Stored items
* * * * * * *
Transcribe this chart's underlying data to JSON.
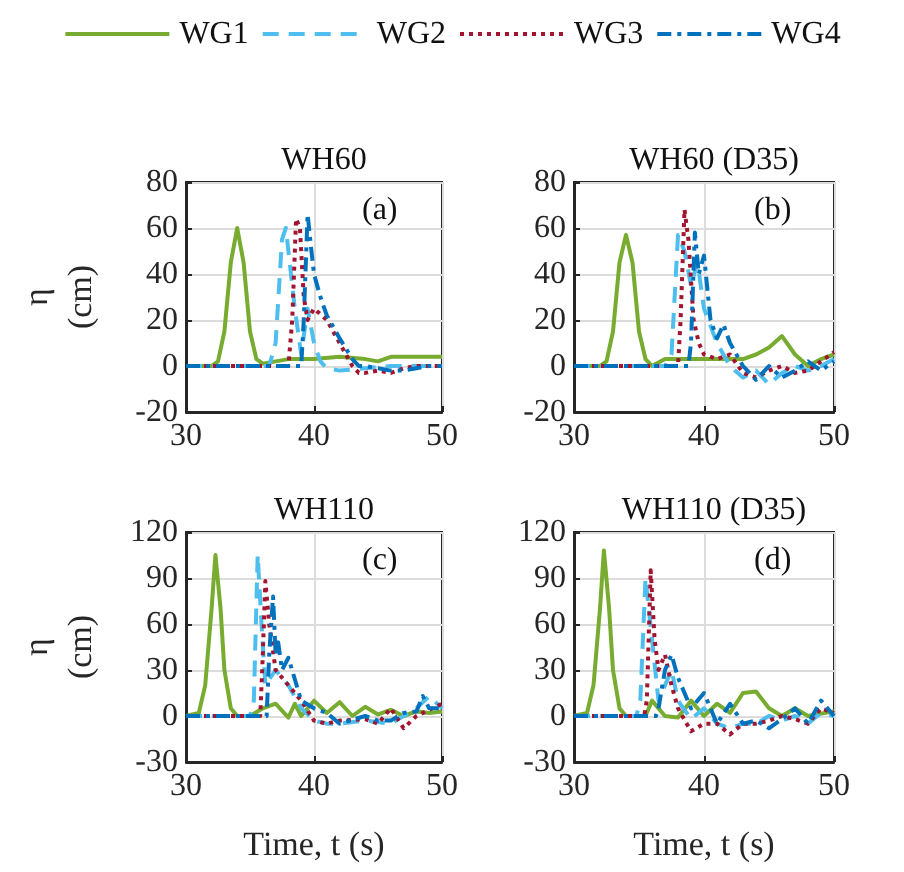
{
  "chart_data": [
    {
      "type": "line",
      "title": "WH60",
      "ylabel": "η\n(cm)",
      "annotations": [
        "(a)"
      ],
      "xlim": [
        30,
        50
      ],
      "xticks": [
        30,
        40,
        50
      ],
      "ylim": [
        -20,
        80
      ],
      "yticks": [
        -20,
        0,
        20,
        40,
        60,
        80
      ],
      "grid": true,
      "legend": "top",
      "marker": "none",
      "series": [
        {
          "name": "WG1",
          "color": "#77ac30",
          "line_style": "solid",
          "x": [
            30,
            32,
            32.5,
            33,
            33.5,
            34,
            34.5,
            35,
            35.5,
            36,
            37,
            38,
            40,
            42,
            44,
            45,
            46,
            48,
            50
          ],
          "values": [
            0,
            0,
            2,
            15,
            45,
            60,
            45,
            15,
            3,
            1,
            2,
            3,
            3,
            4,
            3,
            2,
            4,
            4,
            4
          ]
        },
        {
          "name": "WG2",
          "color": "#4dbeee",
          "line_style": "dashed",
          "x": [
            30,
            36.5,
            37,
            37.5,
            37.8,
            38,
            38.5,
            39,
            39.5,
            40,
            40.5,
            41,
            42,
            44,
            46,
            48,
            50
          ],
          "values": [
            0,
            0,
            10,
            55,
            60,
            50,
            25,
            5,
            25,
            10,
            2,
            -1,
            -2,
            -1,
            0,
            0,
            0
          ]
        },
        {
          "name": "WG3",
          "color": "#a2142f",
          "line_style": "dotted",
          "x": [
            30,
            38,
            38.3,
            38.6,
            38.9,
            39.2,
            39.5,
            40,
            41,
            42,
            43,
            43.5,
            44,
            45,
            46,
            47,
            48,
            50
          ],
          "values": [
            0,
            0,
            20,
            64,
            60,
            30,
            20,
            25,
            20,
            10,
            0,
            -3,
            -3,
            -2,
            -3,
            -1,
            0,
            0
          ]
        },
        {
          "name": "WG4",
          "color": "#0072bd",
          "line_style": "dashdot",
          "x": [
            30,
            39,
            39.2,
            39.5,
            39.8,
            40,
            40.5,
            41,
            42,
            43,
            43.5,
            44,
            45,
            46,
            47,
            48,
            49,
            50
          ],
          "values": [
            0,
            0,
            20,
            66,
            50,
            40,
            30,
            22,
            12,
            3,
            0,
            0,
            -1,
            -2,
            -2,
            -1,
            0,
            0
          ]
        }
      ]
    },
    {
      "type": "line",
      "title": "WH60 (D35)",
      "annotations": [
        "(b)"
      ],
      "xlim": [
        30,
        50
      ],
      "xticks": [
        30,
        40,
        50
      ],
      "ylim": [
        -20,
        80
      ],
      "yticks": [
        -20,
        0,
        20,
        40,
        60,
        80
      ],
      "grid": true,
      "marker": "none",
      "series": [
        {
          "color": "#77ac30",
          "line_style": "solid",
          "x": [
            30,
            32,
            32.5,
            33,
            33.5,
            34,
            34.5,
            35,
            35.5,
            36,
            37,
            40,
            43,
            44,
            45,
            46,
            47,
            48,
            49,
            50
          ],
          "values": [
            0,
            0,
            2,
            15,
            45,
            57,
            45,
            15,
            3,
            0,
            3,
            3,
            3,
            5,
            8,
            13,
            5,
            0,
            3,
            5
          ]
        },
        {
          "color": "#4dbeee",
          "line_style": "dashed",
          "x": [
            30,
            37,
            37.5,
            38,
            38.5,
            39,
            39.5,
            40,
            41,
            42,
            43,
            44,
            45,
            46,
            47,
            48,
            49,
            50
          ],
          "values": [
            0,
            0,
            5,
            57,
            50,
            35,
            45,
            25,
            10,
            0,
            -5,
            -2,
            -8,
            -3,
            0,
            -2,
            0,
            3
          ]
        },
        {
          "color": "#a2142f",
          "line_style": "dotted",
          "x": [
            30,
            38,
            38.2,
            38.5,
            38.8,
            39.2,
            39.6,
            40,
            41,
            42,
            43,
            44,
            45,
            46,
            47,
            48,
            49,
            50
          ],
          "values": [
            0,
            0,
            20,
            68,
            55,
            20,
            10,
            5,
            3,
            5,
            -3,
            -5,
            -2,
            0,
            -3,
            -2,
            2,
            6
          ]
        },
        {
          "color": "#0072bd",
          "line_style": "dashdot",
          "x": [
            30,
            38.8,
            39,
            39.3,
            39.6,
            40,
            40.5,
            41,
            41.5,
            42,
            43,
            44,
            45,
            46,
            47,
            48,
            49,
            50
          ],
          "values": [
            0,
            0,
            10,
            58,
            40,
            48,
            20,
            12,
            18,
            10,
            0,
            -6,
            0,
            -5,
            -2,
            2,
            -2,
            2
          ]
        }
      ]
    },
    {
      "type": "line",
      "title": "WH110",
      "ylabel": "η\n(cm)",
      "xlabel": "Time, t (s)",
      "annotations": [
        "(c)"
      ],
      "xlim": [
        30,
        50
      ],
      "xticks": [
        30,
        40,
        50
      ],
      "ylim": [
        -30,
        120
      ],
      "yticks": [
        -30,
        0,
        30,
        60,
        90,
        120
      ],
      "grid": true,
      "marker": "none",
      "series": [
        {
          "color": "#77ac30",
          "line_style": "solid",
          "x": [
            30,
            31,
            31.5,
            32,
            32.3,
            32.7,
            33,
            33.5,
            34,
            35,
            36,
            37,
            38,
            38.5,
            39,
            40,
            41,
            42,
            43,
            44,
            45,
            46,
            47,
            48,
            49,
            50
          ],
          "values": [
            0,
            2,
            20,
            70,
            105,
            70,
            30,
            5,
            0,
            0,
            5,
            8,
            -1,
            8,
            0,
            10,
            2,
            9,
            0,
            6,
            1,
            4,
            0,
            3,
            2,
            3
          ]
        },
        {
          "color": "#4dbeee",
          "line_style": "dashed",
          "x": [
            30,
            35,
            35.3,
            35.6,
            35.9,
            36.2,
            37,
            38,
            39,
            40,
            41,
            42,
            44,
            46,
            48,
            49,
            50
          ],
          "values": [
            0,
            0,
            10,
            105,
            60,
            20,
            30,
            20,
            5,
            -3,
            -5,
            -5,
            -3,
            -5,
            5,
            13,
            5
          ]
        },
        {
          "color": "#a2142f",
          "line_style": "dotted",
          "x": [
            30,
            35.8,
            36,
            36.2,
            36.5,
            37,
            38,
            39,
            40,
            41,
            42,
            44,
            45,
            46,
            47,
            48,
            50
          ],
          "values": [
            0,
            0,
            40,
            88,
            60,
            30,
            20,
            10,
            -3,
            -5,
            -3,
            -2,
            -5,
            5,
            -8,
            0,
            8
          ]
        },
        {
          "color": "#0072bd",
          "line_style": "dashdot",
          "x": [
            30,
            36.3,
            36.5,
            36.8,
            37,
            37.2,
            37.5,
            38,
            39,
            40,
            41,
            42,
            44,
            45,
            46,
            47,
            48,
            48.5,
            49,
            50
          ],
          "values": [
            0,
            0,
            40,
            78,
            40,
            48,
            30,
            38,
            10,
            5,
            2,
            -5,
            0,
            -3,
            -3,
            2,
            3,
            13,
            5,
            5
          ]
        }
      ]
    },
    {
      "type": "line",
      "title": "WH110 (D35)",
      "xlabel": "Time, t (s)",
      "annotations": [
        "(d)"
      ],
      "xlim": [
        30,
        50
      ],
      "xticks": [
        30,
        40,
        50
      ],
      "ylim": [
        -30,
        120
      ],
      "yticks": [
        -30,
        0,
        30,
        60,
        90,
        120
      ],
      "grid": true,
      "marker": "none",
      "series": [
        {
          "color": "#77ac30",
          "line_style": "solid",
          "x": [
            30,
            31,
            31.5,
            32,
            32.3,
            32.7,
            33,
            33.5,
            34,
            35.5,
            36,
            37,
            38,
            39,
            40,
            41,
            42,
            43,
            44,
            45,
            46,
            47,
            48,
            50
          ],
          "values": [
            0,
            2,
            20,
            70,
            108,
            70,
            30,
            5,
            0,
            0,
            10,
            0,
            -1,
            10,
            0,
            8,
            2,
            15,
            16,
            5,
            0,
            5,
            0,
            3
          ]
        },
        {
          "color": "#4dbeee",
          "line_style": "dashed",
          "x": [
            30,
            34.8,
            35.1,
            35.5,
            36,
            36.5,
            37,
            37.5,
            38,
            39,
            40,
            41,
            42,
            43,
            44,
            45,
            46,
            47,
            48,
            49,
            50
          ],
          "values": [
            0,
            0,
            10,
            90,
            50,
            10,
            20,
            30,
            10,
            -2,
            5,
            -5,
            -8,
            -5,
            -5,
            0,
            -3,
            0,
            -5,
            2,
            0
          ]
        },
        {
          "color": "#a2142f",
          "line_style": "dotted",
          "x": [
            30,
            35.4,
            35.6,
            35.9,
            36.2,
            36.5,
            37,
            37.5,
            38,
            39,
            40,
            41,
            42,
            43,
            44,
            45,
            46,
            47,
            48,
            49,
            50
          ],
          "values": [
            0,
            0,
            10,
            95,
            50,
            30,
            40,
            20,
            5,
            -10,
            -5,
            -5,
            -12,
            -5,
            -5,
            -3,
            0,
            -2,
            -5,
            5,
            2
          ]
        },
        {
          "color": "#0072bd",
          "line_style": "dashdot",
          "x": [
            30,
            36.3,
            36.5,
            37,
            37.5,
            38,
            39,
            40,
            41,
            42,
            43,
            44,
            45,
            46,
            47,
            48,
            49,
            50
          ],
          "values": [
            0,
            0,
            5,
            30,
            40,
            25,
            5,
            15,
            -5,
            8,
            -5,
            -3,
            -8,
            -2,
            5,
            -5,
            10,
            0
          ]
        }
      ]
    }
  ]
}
* * * * * * *
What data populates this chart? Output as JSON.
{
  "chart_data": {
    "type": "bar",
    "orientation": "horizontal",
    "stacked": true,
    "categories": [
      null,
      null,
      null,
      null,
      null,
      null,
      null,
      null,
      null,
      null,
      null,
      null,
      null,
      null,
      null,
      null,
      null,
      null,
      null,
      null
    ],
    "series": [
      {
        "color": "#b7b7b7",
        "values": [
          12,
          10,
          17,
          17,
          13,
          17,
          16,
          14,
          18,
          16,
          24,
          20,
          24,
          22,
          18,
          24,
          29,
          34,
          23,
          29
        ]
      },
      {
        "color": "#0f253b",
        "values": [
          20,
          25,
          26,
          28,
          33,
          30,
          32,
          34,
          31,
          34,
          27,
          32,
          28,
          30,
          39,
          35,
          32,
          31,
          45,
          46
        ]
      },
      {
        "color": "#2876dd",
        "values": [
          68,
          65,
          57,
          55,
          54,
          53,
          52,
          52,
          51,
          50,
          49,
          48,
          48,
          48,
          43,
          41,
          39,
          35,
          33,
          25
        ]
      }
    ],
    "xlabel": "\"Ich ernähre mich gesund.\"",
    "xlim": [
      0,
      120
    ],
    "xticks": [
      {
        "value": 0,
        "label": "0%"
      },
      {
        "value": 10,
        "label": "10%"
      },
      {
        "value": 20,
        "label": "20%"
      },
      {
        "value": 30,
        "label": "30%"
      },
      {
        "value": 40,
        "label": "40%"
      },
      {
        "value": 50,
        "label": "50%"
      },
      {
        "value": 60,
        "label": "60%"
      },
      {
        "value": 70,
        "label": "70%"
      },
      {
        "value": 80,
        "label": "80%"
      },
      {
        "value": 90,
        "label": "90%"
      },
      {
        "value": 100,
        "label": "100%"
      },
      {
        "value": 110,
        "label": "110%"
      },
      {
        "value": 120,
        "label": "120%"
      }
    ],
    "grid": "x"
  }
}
* * * * * * *
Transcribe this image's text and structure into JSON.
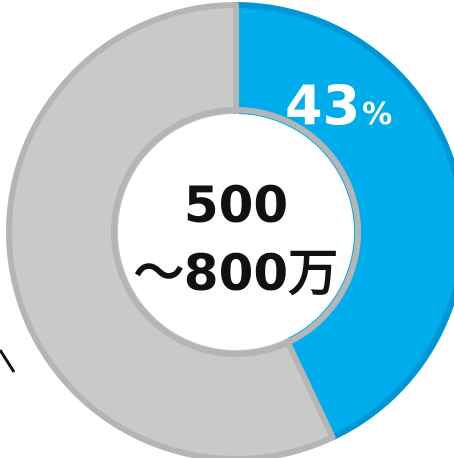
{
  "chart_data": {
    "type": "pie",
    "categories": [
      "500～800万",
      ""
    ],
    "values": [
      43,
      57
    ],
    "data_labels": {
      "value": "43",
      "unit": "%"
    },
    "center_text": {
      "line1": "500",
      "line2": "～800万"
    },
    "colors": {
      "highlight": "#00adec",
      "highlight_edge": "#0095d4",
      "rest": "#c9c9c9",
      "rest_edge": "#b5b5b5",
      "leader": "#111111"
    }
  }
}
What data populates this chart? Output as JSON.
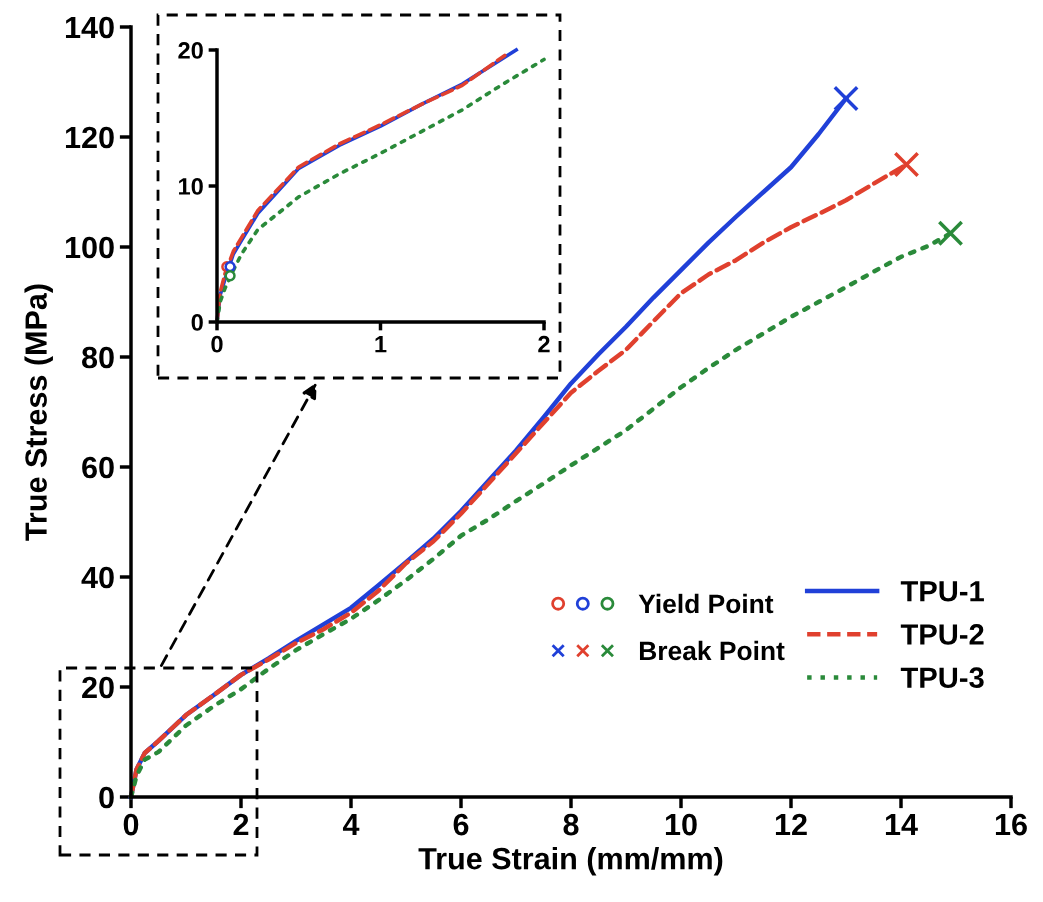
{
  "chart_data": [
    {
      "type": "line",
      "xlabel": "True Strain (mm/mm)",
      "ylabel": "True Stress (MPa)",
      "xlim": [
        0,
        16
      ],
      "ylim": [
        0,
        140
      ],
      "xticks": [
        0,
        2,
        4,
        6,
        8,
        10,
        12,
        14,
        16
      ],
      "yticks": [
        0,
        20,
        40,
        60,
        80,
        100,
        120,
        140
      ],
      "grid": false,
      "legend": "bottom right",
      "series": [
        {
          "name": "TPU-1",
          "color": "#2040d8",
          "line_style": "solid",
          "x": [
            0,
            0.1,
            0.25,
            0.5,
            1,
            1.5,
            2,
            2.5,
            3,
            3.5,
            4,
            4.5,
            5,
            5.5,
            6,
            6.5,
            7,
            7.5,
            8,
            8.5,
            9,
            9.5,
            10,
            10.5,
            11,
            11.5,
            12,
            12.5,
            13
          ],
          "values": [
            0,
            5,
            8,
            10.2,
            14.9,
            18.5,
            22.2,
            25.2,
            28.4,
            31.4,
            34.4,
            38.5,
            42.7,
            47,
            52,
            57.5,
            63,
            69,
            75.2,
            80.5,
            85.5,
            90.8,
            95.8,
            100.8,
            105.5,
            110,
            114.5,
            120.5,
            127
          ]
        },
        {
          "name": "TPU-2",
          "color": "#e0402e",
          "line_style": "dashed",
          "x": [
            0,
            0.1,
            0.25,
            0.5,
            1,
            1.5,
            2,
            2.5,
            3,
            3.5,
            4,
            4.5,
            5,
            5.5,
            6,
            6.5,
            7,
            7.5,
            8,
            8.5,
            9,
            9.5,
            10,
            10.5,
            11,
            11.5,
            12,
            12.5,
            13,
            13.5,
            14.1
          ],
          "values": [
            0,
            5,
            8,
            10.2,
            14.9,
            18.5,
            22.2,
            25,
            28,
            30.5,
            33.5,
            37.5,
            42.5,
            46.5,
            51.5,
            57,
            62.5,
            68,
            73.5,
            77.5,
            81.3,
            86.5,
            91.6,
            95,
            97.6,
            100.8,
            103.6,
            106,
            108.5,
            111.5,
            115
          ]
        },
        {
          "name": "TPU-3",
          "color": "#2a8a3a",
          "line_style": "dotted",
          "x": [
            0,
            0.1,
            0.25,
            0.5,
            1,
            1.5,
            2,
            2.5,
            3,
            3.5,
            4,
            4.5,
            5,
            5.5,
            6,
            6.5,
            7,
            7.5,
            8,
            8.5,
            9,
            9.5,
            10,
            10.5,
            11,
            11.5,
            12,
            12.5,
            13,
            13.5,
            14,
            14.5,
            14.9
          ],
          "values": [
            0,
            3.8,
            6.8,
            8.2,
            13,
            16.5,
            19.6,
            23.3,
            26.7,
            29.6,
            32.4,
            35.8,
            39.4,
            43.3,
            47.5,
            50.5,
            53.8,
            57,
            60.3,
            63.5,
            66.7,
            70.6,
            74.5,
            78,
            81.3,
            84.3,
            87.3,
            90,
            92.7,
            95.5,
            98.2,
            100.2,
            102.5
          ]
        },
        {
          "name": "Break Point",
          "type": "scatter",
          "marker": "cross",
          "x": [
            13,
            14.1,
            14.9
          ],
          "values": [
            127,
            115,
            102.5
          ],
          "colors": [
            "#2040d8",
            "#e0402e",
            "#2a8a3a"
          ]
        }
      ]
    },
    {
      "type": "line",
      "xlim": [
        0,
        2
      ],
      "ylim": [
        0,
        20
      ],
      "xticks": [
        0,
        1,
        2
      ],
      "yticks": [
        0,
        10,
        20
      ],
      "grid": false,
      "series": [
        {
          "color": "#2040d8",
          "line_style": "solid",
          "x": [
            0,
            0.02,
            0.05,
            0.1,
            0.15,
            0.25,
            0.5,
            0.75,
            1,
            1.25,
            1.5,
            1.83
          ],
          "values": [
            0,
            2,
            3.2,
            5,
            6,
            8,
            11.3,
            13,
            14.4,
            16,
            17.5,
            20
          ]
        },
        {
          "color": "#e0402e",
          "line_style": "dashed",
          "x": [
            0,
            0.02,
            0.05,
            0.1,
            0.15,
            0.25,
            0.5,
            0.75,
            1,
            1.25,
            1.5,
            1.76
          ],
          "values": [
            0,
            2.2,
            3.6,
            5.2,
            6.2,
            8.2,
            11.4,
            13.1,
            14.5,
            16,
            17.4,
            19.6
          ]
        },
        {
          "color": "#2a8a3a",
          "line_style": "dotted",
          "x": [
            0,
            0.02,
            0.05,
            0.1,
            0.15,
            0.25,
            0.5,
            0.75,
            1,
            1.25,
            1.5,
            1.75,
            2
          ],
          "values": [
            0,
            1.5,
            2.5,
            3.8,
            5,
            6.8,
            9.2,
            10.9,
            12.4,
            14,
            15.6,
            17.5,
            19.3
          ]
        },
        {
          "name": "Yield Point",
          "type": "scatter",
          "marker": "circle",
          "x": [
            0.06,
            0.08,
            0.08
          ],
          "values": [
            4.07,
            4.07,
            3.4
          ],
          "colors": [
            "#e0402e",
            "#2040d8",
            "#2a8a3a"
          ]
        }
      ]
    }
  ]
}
* * * * * * *
◆ What is asked:
Identify which lines contain the word "xlabel" and copy each one.

◆ Task result:
      "xlabel": "Time, t (s)",
      "xlabel": "Time, t (s)",
    "xlabel": "\"Ich ernähre mich gesund.\"",
      "xlabel": "True Strain (mm/mm)",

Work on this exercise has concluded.